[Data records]
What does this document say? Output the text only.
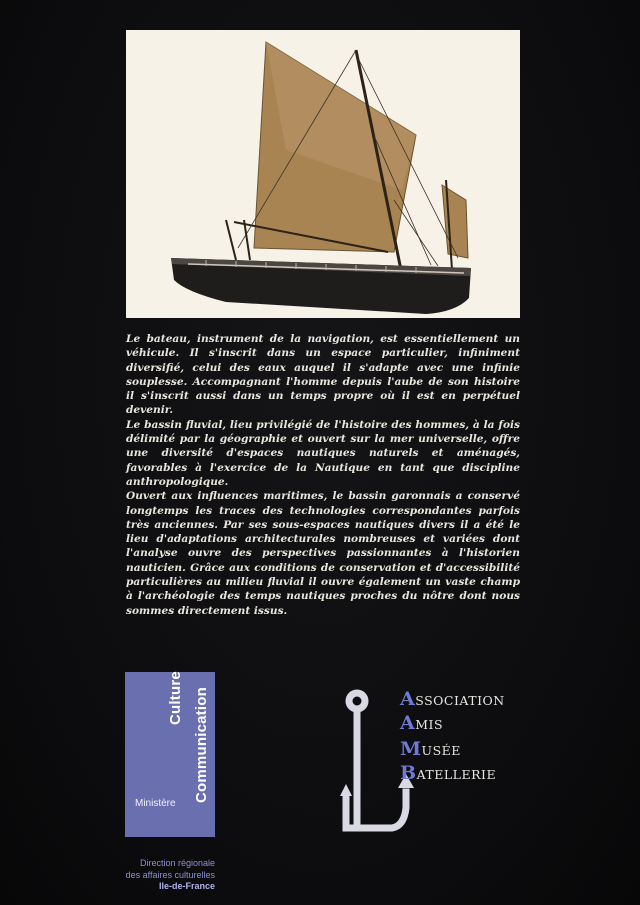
Le bateau, instrument de la navigation, est essentiellement un véhicule. Il s'inscrit dans un espace particulier, infiniment diversifié, celui des eaux auquel il s'adapte avec une infinie souplesse. Accompagnant l'homme depuis l'aube de son histoire il s'inscrit aussi dans un temps propre où il est en perpétuel devenir.

Le bassin fluvial, lieu privilégié de l'histoire des hommes, à la fois délimité par la géographie et ouvert sur la mer universelle, offre une diversité d'espaces nautiques naturels et aménagés, favorables à l'exercice de la Nautique en tant que discipline anthropologique.

Ouvert aux influences maritimes, le bassin garonnais a conservé longtemps les traces des technologies correspondantes parfois très anciennes. Par ses sous-espaces nautiques divers il a été le lieu d'adaptations architecturales nombreuses et variées dont l'analyse ouvre des perspectives passionnantes à l'historien nauticien. Grâce aux conditions de conservation et d'accessibilité particulières au milieu fluvial il ouvre également un vaste champ à l'archéologie des temps nautiques proches du nôtre dont nous sommes directement issus.

Culture Communication
Ministère
Direction régionale
des affaires culturelles
Ile-de-France
ASSOCIATION
AMIS
MUSÉE
BATELLERIE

** GIVEN PROBLEM **
Repeat the records above exactly, leaving out the pictures.

** WRITTEN SOLUTION **
What does this document say? Output the text only.
Le bateau, instrument de la navigation, est essentiellement un véhicule. Il s'inscrit dans un espace particulier, infiniment diversifié, celui des eaux auquel il s'adapte avec une infinie souplesse. Accompagnant l'homme depuis l'aube de son histoire il s'inscrit aussi dans un temps propre où il est en perpétuel devenir.

Le bassin fluvial, lieu privilégié de l'histoire des hommes, à la fois délimité par la géographie et ouvert sur la mer universelle, offre une diversité d'espaces nautiques naturels et aménagés, favorables à l'exercice de la Nautique en tant que discipline anthropologique.

Ouvert aux influences maritimes, le bassin garonnais a conservé longtemps les traces des technologies correspondantes parfois très anciennes. Par ses sous-espaces nautiques divers il a été le lieu d'adaptations architecturales nombreuses et variées dont l'analyse ouvre des perspectives passionnantes à l'historien nauticien. Grâce aux conditions de conservation et d'accessibilité particulières au milieu fluvial il ouvre également un vaste champ à l'archéologie des temps nautiques proches du nôtre dont nous sommes directement issus.

Culture Communication
Ministère
Direction régionale
des affaires culturelles
Ile-de-France
ASSOCIATION
AMIS
MUSÉE
BATELLERIE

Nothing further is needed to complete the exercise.